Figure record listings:
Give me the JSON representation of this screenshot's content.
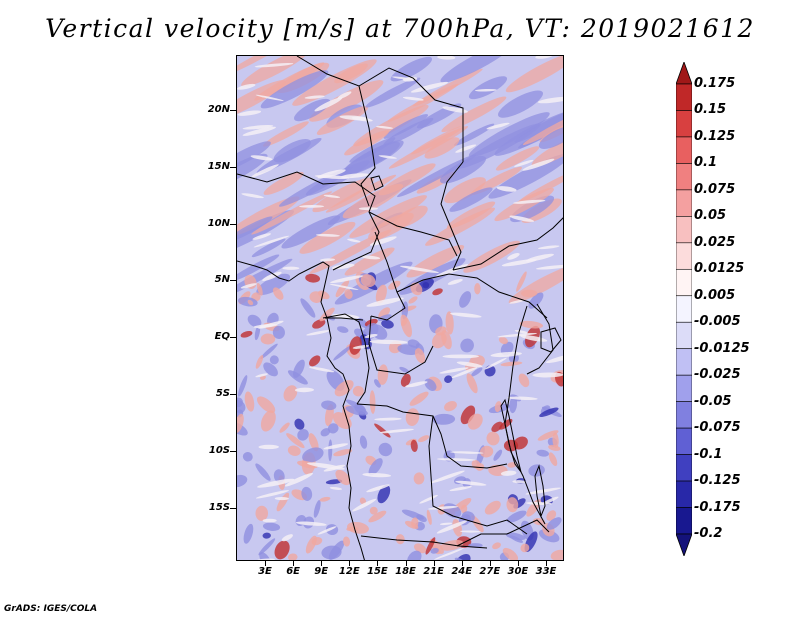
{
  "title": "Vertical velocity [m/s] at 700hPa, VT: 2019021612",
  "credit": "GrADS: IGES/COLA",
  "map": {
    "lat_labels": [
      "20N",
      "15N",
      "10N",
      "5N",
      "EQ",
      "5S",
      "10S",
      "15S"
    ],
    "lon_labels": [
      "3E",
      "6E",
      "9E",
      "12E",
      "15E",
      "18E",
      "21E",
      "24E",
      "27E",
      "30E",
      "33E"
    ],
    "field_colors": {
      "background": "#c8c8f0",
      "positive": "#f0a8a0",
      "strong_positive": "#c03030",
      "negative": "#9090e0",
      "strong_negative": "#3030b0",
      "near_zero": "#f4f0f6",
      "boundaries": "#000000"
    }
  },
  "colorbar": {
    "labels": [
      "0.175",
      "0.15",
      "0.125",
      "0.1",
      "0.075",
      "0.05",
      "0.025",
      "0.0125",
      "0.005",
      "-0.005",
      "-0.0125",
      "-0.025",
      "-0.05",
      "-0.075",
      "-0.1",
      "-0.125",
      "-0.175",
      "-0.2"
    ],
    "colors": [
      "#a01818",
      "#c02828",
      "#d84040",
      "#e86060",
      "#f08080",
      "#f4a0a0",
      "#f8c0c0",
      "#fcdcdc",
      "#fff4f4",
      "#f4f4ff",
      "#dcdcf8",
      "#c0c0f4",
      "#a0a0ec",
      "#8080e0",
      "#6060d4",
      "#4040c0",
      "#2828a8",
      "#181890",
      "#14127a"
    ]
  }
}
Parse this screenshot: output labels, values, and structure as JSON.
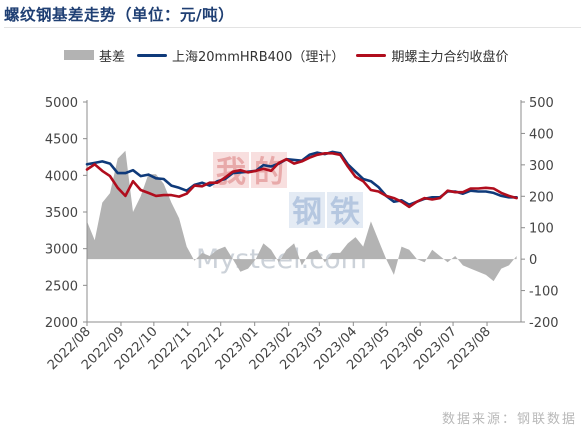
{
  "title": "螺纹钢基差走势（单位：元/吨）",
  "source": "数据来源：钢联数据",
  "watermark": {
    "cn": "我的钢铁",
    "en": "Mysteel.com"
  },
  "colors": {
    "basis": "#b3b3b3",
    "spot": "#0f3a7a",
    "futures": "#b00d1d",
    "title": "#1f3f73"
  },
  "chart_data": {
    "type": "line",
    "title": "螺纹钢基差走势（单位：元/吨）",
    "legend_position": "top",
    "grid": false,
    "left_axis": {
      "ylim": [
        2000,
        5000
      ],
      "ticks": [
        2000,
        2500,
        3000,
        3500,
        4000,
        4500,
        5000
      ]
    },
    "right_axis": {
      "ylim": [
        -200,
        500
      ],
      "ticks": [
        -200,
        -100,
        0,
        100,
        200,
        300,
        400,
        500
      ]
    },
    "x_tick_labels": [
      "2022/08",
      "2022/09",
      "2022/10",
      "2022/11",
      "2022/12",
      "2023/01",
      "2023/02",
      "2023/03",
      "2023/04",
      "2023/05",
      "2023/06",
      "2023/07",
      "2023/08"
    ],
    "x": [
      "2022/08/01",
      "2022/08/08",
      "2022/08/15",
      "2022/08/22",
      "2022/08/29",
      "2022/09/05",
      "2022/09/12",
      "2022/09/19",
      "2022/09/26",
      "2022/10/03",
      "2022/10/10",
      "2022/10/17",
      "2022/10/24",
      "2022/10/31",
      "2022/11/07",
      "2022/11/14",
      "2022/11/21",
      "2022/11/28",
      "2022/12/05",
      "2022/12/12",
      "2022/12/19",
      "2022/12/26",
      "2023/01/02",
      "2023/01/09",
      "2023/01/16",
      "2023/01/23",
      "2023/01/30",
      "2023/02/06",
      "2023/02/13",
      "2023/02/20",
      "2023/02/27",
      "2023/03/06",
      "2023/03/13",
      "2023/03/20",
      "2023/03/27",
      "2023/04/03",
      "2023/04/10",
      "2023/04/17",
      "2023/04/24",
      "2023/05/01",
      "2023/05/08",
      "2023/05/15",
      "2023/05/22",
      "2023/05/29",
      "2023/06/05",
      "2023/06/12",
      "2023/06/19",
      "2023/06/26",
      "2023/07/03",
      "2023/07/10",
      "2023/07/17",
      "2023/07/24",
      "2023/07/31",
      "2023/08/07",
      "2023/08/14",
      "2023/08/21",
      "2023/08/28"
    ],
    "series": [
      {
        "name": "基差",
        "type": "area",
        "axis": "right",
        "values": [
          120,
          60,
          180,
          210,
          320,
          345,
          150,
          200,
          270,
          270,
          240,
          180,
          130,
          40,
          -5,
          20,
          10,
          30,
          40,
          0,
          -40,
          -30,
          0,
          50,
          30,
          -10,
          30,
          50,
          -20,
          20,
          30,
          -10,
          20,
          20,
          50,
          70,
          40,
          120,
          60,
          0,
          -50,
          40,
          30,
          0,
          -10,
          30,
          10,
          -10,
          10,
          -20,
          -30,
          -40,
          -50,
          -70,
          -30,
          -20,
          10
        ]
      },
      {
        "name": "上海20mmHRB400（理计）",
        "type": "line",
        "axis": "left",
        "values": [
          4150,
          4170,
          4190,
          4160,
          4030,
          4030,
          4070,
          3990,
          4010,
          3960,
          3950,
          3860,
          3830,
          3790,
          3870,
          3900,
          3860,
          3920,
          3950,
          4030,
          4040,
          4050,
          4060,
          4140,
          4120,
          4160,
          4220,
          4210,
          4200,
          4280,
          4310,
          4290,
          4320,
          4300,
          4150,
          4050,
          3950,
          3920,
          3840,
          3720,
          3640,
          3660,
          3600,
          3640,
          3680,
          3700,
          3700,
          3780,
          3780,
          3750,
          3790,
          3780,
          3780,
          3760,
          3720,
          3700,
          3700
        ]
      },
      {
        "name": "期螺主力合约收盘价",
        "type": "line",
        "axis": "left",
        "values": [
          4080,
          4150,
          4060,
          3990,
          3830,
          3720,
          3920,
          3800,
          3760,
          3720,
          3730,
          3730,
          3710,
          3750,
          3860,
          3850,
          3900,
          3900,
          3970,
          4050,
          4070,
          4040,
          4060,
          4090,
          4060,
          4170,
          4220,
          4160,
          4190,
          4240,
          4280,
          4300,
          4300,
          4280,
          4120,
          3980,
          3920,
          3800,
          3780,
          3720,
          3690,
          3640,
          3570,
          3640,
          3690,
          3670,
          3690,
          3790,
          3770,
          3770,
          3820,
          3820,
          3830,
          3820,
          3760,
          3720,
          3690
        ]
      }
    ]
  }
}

==

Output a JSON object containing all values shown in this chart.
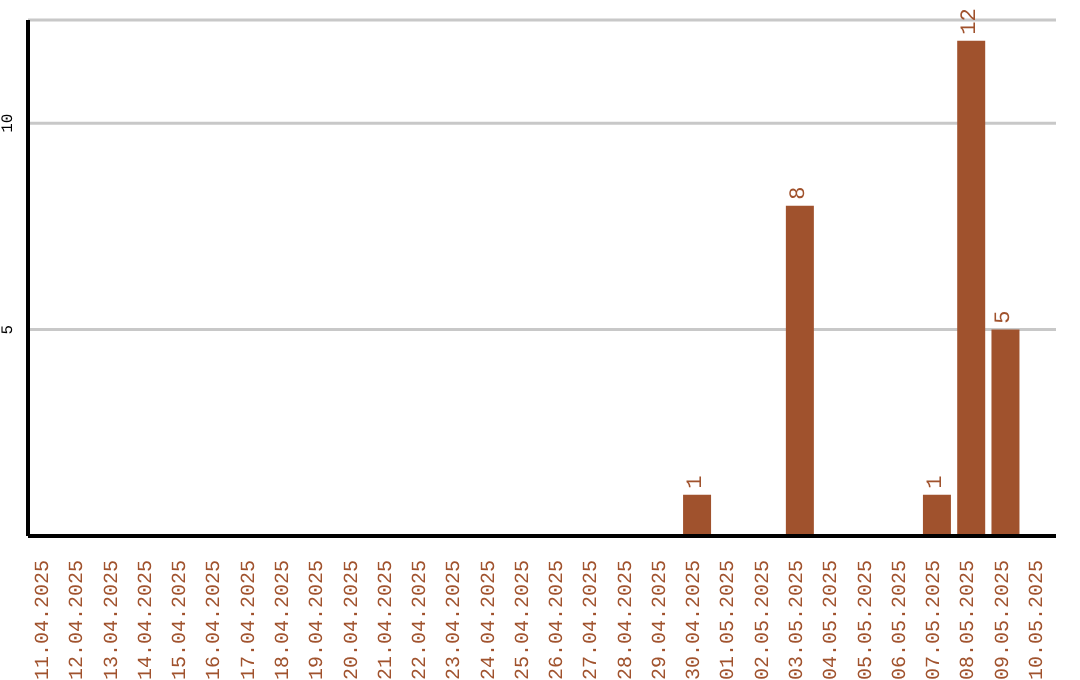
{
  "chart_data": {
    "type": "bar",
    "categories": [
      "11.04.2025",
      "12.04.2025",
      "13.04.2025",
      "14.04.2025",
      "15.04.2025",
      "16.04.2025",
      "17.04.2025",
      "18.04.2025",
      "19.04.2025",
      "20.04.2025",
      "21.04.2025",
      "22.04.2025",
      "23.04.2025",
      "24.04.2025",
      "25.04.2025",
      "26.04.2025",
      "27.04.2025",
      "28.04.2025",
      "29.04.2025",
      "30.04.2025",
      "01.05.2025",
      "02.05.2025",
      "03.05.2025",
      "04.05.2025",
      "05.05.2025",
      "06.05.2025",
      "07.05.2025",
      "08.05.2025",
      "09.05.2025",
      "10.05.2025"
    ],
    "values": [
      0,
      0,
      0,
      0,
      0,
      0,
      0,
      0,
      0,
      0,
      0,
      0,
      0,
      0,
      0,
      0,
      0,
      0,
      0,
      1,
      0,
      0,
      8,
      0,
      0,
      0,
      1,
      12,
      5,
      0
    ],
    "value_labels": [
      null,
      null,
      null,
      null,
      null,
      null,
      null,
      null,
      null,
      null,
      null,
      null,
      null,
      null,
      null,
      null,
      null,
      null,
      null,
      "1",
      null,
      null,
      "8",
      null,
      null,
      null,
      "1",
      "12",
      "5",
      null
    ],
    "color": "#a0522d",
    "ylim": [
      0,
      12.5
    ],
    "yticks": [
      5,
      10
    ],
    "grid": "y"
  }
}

§ Challenge: Say how many lines have the string "螺纹钢基差走势" in them, offering no words beyond the number.

§ Solution to this exercise: 2